§ Supplied material:
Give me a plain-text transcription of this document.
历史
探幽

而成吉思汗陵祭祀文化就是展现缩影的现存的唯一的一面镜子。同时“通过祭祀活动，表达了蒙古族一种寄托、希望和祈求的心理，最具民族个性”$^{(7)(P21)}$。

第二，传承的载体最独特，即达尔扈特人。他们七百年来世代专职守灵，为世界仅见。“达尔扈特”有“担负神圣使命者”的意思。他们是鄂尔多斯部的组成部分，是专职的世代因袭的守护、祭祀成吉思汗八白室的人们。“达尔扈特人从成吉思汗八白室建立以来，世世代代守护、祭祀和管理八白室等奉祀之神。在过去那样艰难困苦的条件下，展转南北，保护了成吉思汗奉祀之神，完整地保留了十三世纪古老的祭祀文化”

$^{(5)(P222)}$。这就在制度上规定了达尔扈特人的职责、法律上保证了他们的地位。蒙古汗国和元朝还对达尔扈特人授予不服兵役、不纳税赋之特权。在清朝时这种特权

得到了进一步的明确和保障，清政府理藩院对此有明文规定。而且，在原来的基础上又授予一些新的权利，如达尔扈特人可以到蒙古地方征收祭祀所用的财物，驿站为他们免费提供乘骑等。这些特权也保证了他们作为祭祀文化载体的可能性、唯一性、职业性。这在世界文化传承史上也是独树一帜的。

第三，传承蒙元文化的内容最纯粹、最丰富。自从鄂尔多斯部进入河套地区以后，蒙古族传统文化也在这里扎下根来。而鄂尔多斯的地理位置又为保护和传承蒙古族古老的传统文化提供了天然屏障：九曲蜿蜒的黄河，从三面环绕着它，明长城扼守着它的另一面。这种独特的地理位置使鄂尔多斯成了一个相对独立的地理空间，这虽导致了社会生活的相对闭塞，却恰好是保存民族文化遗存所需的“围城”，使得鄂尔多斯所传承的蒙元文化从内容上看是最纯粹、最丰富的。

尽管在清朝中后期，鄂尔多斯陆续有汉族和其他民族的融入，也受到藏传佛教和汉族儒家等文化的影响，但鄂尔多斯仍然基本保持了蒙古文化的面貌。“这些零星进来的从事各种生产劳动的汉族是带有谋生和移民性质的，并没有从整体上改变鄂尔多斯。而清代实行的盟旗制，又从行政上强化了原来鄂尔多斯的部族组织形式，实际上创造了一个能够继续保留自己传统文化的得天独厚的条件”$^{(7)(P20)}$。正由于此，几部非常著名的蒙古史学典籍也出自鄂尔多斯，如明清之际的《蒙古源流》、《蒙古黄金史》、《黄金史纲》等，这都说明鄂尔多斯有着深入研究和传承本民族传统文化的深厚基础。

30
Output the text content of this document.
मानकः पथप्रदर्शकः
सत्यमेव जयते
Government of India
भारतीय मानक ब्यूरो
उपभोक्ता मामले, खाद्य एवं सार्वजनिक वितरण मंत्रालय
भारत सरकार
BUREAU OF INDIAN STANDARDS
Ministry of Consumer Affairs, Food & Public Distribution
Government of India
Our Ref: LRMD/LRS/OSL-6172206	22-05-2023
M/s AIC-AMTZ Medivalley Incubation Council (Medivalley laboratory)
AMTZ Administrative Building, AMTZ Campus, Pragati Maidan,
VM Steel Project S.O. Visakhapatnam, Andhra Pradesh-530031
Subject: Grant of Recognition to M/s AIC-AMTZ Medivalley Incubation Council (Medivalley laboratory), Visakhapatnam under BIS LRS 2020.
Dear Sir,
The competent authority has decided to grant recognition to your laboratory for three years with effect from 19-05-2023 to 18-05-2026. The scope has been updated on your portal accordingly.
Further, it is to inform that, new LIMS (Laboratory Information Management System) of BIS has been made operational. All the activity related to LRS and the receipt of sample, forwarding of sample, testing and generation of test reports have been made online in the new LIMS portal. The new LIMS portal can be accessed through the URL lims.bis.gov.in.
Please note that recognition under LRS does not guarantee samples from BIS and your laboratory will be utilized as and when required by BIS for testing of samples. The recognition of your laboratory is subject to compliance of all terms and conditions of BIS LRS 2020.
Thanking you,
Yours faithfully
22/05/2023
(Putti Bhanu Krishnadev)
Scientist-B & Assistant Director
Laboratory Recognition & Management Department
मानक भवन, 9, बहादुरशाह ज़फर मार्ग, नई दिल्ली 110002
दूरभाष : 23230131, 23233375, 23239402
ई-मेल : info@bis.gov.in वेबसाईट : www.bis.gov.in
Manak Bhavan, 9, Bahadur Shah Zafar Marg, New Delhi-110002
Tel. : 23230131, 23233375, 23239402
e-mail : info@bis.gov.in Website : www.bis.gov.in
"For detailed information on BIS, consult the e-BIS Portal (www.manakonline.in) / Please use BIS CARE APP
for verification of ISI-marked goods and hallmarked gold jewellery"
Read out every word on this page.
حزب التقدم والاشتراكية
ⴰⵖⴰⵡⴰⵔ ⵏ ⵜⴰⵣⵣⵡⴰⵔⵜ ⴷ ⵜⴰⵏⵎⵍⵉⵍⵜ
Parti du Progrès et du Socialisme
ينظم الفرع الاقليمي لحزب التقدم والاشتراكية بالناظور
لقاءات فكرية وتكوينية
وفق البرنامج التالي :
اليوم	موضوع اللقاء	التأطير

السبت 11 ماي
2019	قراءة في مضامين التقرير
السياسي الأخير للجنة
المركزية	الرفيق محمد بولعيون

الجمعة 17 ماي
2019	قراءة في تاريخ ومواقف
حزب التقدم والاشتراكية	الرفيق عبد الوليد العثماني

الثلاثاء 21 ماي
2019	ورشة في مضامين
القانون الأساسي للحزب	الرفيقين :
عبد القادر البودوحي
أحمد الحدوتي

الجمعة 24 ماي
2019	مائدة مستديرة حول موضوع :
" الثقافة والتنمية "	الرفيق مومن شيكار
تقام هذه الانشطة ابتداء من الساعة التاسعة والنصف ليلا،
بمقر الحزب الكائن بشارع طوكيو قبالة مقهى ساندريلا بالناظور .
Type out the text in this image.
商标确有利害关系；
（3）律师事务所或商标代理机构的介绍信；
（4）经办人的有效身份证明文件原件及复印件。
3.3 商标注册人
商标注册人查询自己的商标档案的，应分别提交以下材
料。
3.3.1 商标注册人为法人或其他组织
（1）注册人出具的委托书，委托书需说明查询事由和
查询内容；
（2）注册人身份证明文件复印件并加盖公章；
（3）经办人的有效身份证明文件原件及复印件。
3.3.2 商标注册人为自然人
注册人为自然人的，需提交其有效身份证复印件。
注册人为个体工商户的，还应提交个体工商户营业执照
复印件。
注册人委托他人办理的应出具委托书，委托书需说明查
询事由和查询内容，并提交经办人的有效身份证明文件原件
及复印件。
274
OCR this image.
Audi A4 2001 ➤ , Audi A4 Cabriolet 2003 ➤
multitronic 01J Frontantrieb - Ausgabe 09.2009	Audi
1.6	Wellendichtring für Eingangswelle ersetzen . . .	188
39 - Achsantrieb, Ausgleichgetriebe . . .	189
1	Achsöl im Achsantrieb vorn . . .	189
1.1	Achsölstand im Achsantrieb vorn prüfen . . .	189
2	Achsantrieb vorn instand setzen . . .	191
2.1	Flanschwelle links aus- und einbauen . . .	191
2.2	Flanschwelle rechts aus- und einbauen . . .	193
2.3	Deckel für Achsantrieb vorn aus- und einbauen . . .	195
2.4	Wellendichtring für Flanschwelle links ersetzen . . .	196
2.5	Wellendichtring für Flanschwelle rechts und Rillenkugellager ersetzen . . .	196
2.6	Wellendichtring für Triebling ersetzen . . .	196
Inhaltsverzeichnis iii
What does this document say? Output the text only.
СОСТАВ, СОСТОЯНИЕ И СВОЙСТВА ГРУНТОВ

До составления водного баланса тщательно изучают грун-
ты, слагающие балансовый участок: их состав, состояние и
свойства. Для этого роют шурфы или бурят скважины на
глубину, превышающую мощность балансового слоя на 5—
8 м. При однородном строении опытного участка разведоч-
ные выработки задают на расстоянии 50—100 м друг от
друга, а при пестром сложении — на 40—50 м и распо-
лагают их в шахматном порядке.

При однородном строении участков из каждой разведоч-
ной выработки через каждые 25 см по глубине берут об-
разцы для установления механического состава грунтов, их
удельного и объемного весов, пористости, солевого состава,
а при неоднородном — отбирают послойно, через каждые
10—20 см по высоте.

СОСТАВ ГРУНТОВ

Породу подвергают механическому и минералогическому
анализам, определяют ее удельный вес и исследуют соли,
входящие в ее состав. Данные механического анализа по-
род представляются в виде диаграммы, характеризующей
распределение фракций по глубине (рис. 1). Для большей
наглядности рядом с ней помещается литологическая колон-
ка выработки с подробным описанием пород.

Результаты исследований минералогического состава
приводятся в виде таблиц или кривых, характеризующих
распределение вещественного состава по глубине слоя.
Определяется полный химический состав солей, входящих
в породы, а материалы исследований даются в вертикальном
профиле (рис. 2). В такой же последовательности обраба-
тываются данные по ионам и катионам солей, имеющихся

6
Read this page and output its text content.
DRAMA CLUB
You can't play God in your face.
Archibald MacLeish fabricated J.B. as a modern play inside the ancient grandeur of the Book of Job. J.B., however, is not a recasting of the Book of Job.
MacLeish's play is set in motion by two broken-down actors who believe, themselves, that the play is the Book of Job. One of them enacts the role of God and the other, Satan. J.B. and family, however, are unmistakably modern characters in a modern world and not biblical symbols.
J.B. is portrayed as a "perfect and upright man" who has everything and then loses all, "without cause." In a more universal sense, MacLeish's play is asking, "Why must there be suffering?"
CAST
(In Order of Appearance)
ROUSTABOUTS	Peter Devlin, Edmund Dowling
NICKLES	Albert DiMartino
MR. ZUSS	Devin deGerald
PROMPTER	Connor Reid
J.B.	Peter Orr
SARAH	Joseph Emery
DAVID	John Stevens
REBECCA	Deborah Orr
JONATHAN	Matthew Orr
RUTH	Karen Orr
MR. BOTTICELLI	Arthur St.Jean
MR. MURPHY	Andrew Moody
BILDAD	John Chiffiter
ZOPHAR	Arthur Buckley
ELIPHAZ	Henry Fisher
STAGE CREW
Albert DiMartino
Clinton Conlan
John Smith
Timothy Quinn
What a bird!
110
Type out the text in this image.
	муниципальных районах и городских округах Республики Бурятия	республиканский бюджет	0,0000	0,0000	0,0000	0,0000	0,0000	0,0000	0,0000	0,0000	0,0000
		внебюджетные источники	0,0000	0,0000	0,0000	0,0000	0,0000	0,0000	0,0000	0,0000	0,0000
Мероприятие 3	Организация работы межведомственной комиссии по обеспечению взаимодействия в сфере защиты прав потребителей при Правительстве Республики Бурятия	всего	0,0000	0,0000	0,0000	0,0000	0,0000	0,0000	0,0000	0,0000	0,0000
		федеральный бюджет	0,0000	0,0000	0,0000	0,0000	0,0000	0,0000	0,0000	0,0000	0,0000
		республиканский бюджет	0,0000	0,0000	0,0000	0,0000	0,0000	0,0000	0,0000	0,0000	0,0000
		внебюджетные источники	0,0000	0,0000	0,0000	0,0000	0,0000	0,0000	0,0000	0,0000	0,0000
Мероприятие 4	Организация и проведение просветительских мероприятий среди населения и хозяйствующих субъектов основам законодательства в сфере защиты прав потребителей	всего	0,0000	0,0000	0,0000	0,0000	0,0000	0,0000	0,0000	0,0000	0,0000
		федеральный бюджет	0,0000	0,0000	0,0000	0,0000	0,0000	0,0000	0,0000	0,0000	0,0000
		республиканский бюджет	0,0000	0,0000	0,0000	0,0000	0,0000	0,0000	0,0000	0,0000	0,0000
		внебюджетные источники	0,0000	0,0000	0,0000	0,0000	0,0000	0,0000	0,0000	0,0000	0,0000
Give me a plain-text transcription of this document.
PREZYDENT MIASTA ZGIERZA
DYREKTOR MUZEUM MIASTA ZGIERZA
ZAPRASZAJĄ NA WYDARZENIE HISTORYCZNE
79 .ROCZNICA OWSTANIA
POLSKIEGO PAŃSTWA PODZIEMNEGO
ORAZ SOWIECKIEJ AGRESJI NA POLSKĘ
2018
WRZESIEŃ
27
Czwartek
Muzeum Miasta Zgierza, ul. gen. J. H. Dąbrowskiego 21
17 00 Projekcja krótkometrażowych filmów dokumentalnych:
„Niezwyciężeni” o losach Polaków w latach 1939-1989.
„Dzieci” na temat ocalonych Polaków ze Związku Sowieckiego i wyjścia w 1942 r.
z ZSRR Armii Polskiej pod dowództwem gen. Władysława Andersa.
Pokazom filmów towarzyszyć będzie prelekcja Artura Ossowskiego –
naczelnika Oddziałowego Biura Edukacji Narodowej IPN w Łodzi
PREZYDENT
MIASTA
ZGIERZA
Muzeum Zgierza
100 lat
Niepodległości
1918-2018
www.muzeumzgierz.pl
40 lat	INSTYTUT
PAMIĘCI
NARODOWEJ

§ Brief:
Your task is to collect every line above that contains the word "глубине".

§ Result of the exercise:
ной выработки через каждые 25 см по глубине берут об-
распределение фракций по глубине (рис. 1). Для большей
распределение вещественного состава по глубине слоя.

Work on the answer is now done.